EXERCISE INSTRUCTIONS:
**1)** In the SAEPSO excerpt, what generates the random initial solutions?
**2)** Pick up the SAEPSO excerpt where it stops and keep writing.

Under standard conditions, the Cauchy distribution exhibits a broader range compared to the normal distribution, as demonstrated in the probability density analysis in Fig. 5. Using the Cauchy mutation operators enhances exploration capability. By replacing \(r_{gauss,i}\) with \(r_{cauchy,i}\) in Eq. (48), the new individual via Cauchy mutation can be obtained as:
$$\begin{aligned} u_{cauchy,i}^{t}=u_{i}^{t}+\eta _{i}^{t}r_{cauchy,i} \end{aligned}$$
(49)
By comparing the fitness functions of the parent and offspring consisting of two new individuals generated by Gaussian and Cauchy mutations, the optimal individual is selected for the next iteration.
The algorithm pseudo code is shown in Algorithm1. Once the indices and flight environment for the UAV are determined, the constant parameters required for SAEPSO are subsequently defined. Based on the improved tent map and opposition-based learning strategy, random initial solutions are generated. The adaptive factor is then utilized to optimize the inertia weight, and nonlinear variations are incorporated to improve the learning factors. Depending on the quality of the particles, a decision is made on whether to incorporate acceleration, thereby deriving optimized velocity and position update formulas, which are then employed to generate the next generation of particles. Finally, Gaussian mutation and Cauchy mutation are implemented to achieve evolutionary selection among the particles, leading to the identification of the best particle. The flowcart of SAEPSO is shown in Fig. 6.
The flowchart of SAEPSO.

SOURCE EXCERPT:
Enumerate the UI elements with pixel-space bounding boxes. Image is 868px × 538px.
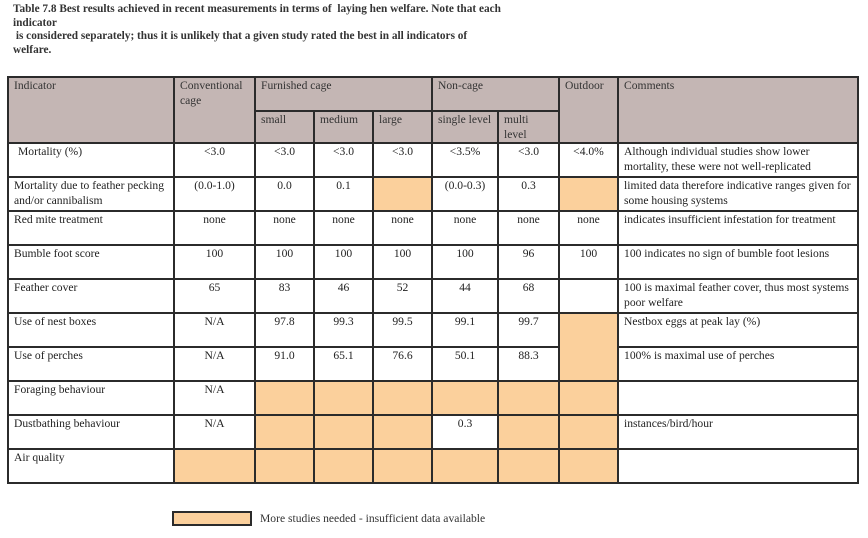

RESULTS BY TASK:
**1)** The improved tent map and the opposition-based learning strategy.

**2)**
Results
To obtain more widely reliable experimental conclusions, this section conducts a comparative experiment between SAEPSO, traditional PSO, and SPSO. Manh Duong Phungand Quang Phuc Ha confirmed that spherical coordinates can effectively improve solving UAV path planning problem21. To exclude the improvements brought by spherical coordinates, this paper applies them to four popular algorithms in recent years, as mentioned in section 4. Then SGWO, SWOA, SHHO, and SDBO are obtained and included in the following comparisons and experiments. The experimental environment is based on the Windows 11 [10.022631] operating system, with Matlab R2021a as the development language. The CPU is an AMD Ryzen 7 7840H with 16GB of RAM. The GPU is a NVIDIA GeForce RTX 4060 with 16GB of video memory.
Basic parameters of experiments
We used two different terrains as the base maps: one is a real digital elevation model map of an area in Christmas Island, and the other is a more complex simulated map, each set with three threat levels-low, medium, and high. On the first map, the starting point is set at (200, 100, 367), and the target position at (900, 800, 341). On the second map, the starting point is set at (50, 50, 179) and the target position at (400, 400, 236.5). Apart from these two points, another 10 flight path nodes were arranged. During the UAV flight, the maximum absolute values of the variation angles, \(\Delta \varphi\) and \(\Delta \xi\), were set to \(\pi /2\), with a minimum flight altitude \(z_{min}=50\) and a maximum altitude of \(z_{max}=400\). The UAV has a mass of \(M=50\) and performs different tasks on the two maps, carrying loads with diameters of \(U=5\) or 10, respectively. In SAEPSO, the maximum inertia weight \(\omega _{max}\) is set to 1.2, the minimum \(\omega _{min}\) to 0.2, while learning factors \(c_{max}\) to 1.8, and \(c_{min}\) to 0.8. The total number of particles is \(b=200\), and the number of iterations is \(t=800\). Then, we obtained the path planning diagrams of different algorithms across six benchmarking scenarios, as shown in Figs. 7 and 8.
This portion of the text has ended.